What to produce. Within the material below, find each line bearing the word "pant" and present it.

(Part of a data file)
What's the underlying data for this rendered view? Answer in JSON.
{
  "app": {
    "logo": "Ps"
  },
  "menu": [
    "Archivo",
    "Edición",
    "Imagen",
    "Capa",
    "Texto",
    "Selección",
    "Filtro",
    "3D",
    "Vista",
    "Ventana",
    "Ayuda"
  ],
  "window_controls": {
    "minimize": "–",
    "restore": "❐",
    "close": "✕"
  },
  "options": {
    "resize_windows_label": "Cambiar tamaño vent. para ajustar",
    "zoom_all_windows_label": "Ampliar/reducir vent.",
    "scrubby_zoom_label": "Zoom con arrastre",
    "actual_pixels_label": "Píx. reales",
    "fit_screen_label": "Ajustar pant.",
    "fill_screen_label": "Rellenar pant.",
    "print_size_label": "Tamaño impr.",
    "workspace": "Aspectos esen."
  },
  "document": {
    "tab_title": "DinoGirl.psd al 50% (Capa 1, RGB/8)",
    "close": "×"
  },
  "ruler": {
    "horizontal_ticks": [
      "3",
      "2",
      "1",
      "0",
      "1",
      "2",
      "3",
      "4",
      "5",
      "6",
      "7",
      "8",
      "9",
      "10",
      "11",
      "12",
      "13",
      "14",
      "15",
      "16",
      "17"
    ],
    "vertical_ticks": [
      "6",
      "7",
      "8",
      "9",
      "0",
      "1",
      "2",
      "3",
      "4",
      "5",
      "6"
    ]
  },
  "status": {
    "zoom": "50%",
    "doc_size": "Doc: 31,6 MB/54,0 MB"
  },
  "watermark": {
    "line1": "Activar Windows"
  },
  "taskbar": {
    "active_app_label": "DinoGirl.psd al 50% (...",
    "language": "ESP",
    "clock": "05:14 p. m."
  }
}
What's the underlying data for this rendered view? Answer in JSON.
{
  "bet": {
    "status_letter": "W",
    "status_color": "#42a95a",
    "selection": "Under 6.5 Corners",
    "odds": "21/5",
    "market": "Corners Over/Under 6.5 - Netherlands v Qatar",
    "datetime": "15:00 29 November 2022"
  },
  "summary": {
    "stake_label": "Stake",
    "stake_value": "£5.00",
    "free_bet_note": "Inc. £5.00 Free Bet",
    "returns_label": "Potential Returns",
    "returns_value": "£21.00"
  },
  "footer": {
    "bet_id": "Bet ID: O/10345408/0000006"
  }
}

Exercise solution.
    "fit_screen_label": "Ajustar pant.",
    "fill_screen_label": "Rellenar pant.",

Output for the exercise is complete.